◆ READING PASSAGE:
######
I know I didn’t write anything on
Friday, and you were all waiting to hear how the bike-a-thon went.
Unfortunately, it didn’t go just absolutely superbly, and I
wasn’t really in the mood to blog about it, so sorry to leave
you hanging.


But here’s the story.



Thursday morning Maddie was excited to get
to school for her bike-a-thon, but she also began expressing
nervousness, until she finally said, “Can I still go to
school if I don’t ride in the bike-a-thon?” I got her
to talk it out, and she admitted she was nervous about riding
around all the other kids: several friends had said they have bikes
“faster than the wind”, and Maddie was worried about
being hit or run over.


We drove to the school and scouted out the track, seeing that there
was a huge width for people to ride on, and plenty of room for all.
So Maddie agreed to ride – er, scoot – and was once
more excited and ready to go.


At the appointed hour, Maddie lined up on her scooter with the rest
of her class, cheerful and excited. The proverbial starting gun
fired and everyone was off, with Maddie dead last at her
slow-but-steady turtle pace. At the first turn a kid wiped out and
a pile-up occurred, but by the time Maddie got there she simply
sedately scooted around it and went on. I thought she was focused
but enjoying herself.


As Maddie came around to finish the second lap, I was happily
chatting with other moms and taking plenty of video. A friend of
mine said, “I think Maddie’s crying!” and I
looked closely and sure enough, tears were streaming down her face,
even as she plodded determinedly on, eyes focused firmly on the
ground. “Maddie, are you ok honey?” I called out, and
when she saw she could leave she came tearing over to me, leaving
her scooter in the dust. She leapt into my arms and clung to me,
sobbing. “I’m so scared someone’s going to hurt
me! Everyone’s falling! I’m too scared!”


Everyone was falling, it was true, and a couple boys were out there
without training wheels so they were going incredibly fast. And
there was a patch with a bit of gravel strewn about which made for
some hard going. But all the other kids jumped up and kept going.
Maddie, though, was almost frozen with fear and afraid to move.


The teacher suggested she walk instead, and Maddie refused. She
finally agreed to walk when I said Cora and I would walk with her,
and we set out holding hands three across as four and
five-year-olds whizzed by us. I wasn’t concerned about Maddie
fulfilling her pledge at this point: I simply wanted her to not let
her fear completely paralyze her. Luckily, her friend Elise also
fell and wanted to walk, and soon the two girls were walking hand
in hand and happily chatting by themselves. Cora and I went back to
our spot on the sidelines and resumed our jobs as cheerleaders.
######
◆ ENTRIES PROVIDED:
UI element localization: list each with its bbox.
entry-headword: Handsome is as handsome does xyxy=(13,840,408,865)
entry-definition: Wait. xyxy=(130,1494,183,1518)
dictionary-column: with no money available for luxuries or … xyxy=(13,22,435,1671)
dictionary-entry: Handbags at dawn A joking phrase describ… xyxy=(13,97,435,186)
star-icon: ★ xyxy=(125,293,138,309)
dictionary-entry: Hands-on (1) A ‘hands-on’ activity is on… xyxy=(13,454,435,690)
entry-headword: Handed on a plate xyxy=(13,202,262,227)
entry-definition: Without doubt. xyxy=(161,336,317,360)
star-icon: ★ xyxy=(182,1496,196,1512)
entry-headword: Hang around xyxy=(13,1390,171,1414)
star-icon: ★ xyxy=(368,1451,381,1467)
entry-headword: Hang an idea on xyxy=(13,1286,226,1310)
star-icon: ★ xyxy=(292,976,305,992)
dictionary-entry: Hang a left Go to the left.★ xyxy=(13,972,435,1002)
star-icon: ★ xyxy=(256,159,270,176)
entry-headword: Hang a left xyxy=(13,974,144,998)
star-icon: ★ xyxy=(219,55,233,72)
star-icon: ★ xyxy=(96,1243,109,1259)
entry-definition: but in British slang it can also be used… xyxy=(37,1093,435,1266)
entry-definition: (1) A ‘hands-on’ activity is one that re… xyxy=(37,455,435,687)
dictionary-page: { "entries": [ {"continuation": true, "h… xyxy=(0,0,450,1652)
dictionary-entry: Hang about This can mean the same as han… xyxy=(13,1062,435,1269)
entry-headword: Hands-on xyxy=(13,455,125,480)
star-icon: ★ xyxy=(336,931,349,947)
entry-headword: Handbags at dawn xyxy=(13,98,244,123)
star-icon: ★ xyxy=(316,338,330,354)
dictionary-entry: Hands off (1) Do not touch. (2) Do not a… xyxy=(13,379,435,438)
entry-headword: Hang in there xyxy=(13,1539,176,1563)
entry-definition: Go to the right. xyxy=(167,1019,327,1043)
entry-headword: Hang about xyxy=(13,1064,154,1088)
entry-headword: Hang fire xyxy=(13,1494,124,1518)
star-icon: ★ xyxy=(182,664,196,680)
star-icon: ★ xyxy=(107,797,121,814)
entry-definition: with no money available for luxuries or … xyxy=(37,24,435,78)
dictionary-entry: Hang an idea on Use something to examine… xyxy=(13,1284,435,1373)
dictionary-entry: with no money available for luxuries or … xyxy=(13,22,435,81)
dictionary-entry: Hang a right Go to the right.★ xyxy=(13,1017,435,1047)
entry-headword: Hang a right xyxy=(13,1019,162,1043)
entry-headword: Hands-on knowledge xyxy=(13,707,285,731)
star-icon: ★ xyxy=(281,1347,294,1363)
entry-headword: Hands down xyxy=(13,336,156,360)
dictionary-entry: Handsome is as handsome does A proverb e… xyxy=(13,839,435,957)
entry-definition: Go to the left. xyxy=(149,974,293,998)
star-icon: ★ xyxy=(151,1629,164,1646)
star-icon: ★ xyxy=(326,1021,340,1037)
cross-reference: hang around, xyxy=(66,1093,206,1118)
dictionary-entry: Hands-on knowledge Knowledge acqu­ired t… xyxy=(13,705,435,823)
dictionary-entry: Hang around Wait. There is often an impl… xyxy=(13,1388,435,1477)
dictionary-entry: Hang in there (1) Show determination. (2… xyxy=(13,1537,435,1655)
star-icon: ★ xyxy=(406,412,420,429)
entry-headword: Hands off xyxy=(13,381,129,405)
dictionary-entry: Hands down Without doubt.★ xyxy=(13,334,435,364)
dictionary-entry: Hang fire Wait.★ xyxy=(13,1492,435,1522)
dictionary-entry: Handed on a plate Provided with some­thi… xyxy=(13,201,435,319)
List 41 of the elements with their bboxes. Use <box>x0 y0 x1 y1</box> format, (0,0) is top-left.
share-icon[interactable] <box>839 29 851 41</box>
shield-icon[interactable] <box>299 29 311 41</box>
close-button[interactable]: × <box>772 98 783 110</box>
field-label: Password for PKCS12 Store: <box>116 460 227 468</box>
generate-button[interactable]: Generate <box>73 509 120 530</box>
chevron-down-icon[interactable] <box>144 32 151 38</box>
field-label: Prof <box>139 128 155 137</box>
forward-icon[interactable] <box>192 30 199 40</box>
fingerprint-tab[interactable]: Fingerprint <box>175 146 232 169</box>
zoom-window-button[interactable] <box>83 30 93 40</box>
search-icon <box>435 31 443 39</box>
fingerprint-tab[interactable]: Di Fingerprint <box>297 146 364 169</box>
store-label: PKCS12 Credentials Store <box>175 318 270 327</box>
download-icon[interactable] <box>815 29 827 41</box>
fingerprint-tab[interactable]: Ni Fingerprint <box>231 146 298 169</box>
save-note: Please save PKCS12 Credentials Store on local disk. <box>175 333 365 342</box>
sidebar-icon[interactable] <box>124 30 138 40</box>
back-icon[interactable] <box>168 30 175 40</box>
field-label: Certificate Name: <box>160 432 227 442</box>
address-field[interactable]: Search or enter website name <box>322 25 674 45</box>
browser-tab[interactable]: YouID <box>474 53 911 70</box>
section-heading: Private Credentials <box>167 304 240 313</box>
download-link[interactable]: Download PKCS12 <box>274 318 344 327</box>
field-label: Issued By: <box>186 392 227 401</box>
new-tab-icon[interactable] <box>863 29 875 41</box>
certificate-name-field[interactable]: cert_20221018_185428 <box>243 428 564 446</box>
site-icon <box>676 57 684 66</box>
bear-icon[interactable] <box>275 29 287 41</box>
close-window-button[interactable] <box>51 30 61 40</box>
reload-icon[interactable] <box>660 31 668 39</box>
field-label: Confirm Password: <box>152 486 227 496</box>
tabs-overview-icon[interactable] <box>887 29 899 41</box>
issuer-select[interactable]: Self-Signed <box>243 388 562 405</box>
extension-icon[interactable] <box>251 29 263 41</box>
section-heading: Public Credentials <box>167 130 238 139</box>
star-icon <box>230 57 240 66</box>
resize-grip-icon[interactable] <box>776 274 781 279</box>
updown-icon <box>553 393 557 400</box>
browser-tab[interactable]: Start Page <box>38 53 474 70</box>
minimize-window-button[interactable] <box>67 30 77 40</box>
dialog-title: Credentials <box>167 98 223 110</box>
######
◆ SHORT EXERCISE: Write the next part of the account of Maddie's school bike-a-thon, picking up immediately after its final sentence.

◆ EXERCISE ANSWER:
About five minutes before it was over, Maddie’s teacher
suggested the girls get back on their bikes for the last little
bit. Maddie was less than enthusiastic, but agreed to if the
teacher walked with her. So she got on her bike – not scooter
this time, since the bike made her feel less vulnerable – and
went at a snail’s pace for a couple of laps, the teacher
never leaving her side and always encouraging her.


When the bike-a-thon was over, Maddie joined in for a group picture
and laughed and played with her friends for a few minutes. I gushed
over her, telling her how great she was to have done something in
spite of her fear, and how wonderfully she problem-solved by
walking around when riding worried her. I thought she was in a good
place.


I picked her up a couple hours later, though, and it was clear
Maddie wasn’t happy. She didn’t want to call Daddy and
tell him about the race, and her feelings finally came out:
she’d let her sponsors down, she’d let her class down,
she’d failed. Other kids rode twenty-seven laps, and Maddie
did less than ten. And I know that no matter what I say or do,
these are feelings she’ll have to reconcile on her own.


She hasn’t said too much about the bike-a-thon this weekend,
and I’m hoping it’s getting a rosy glow in her memory.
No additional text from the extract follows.